Aim of the task: Your task is to transcribe the records exactly, skipping every image.

***

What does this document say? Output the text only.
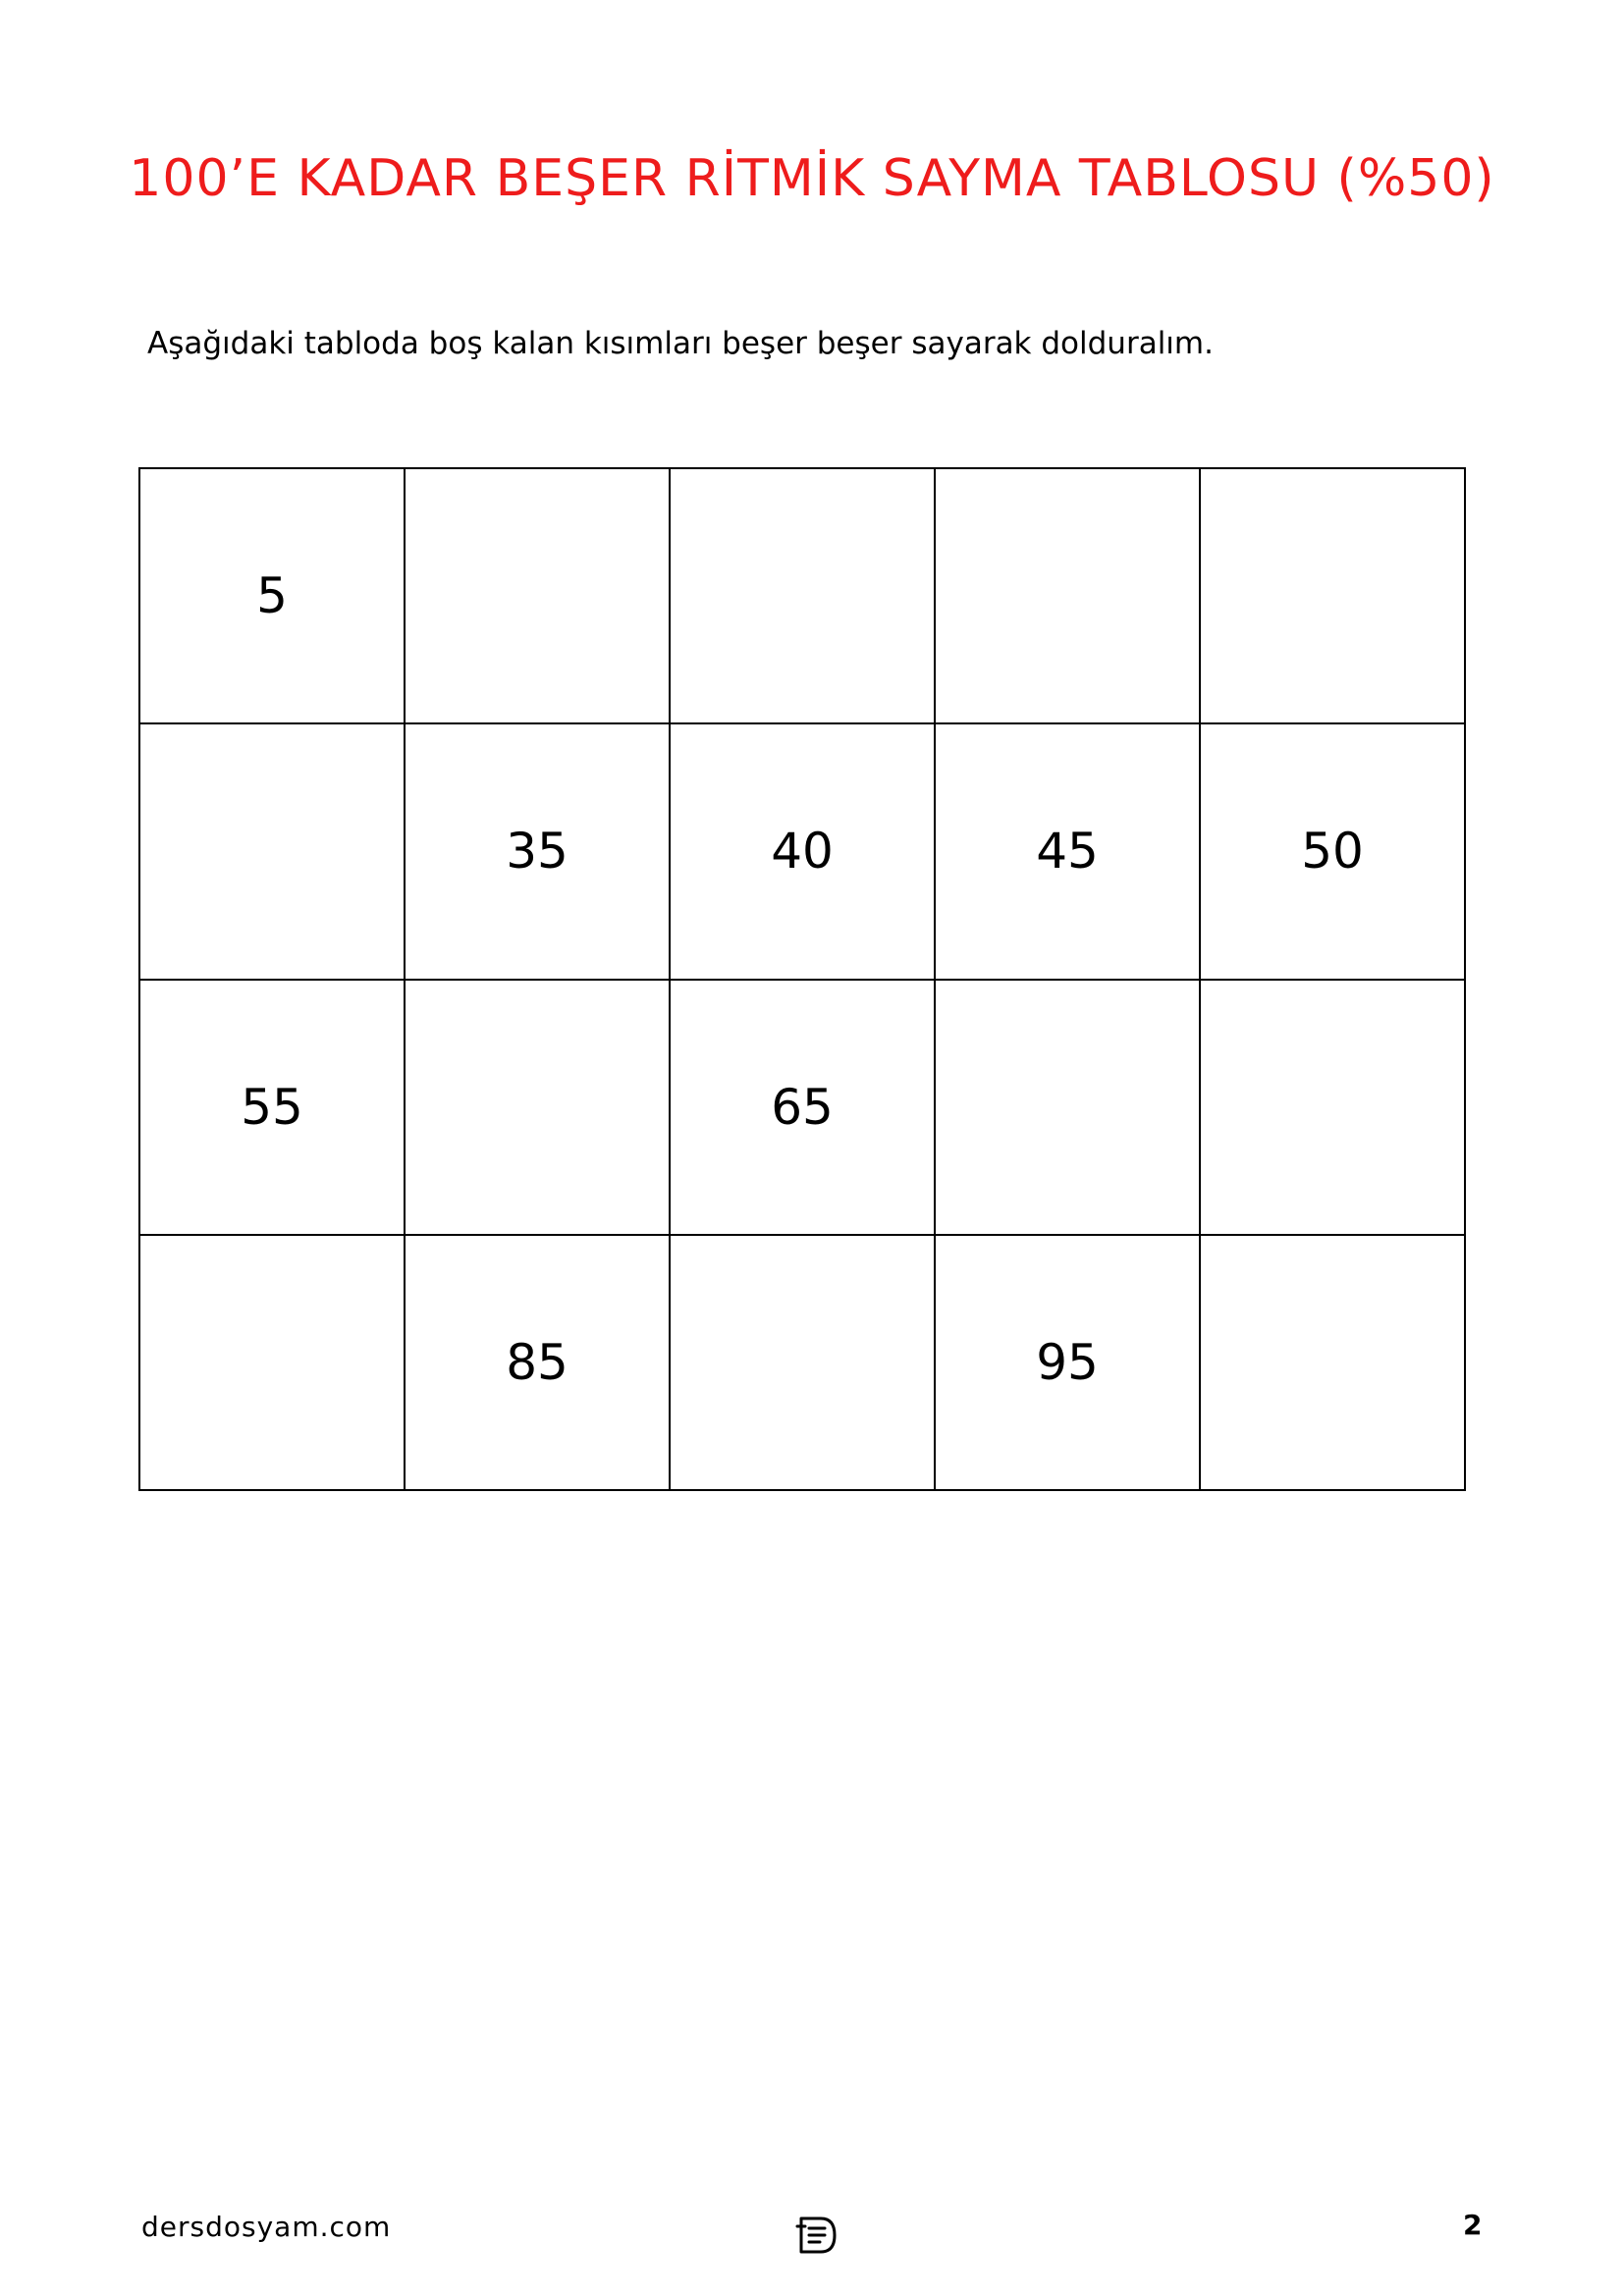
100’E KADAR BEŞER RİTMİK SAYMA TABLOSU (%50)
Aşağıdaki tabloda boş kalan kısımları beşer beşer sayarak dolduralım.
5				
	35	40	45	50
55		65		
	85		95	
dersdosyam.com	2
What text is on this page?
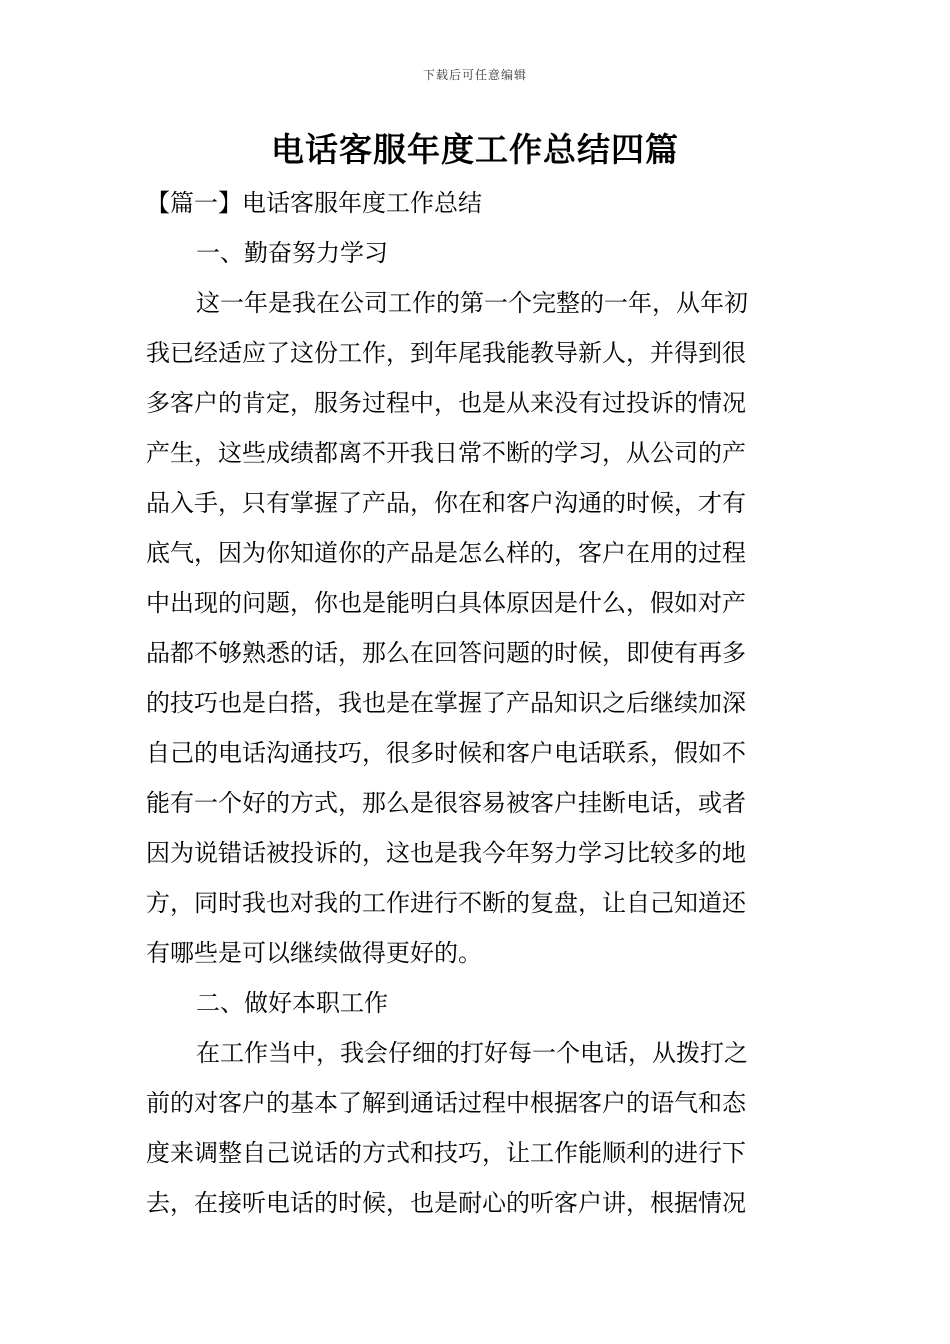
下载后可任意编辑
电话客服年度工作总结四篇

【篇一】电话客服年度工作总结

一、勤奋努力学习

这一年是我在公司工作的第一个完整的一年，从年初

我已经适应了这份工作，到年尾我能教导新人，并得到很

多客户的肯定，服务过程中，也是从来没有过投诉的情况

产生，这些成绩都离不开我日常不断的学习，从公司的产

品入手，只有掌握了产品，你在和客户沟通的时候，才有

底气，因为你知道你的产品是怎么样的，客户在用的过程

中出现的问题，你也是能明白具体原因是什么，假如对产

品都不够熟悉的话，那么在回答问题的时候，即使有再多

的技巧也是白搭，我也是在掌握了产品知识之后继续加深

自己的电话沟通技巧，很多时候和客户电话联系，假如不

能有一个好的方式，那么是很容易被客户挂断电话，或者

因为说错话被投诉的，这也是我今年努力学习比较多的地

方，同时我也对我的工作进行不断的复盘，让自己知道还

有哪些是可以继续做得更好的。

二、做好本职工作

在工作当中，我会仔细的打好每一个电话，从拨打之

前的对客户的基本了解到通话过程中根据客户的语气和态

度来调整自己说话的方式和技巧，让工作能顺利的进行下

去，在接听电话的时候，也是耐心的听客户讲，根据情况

***

Task solution:
What does this document say? Output the text only.
100’E KADAR BEŞER RİTMİK SAYMA TABLOSU (%50)
Aşağıdaki tabloda boş kalan kısımları beşer beşer sayarak dolduralım.
5				
	35	40	45	50
55		65		
	85		95	
dersdosyam.com	2
What text is on this page?
下载后可任意编辑
电话客服年度工作总结四篇

【篇一】电话客服年度工作总结

一、勤奋努力学习

这一年是我在公司工作的第一个完整的一年，从年初

我已经适应了这份工作，到年尾我能教导新人，并得到很

多客户的肯定，服务过程中，也是从来没有过投诉的情况

产生，这些成绩都离不开我日常不断的学习，从公司的产

品入手，只有掌握了产品，你在和客户沟通的时候，才有

底气，因为你知道你的产品是怎么样的，客户在用的过程

中出现的问题，你也是能明白具体原因是什么，假如对产

品都不够熟悉的话，那么在回答问题的时候，即使有再多

的技巧也是白搭，我也是在掌握了产品知识之后继续加深

自己的电话沟通技巧，很多时候和客户电话联系，假如不

能有一个好的方式，那么是很容易被客户挂断电话，或者

因为说错话被投诉的，这也是我今年努力学习比较多的地

方，同时我也对我的工作进行不断的复盘，让自己知道还

有哪些是可以继续做得更好的。

二、做好本职工作

在工作当中，我会仔细的打好每一个电话，从拨打之

前的对客户的基本了解到通话过程中根据客户的语气和态

度来调整自己说话的方式和技巧，让工作能顺利的进行下

去，在接听电话的时候，也是耐心的听客户讲，根据情况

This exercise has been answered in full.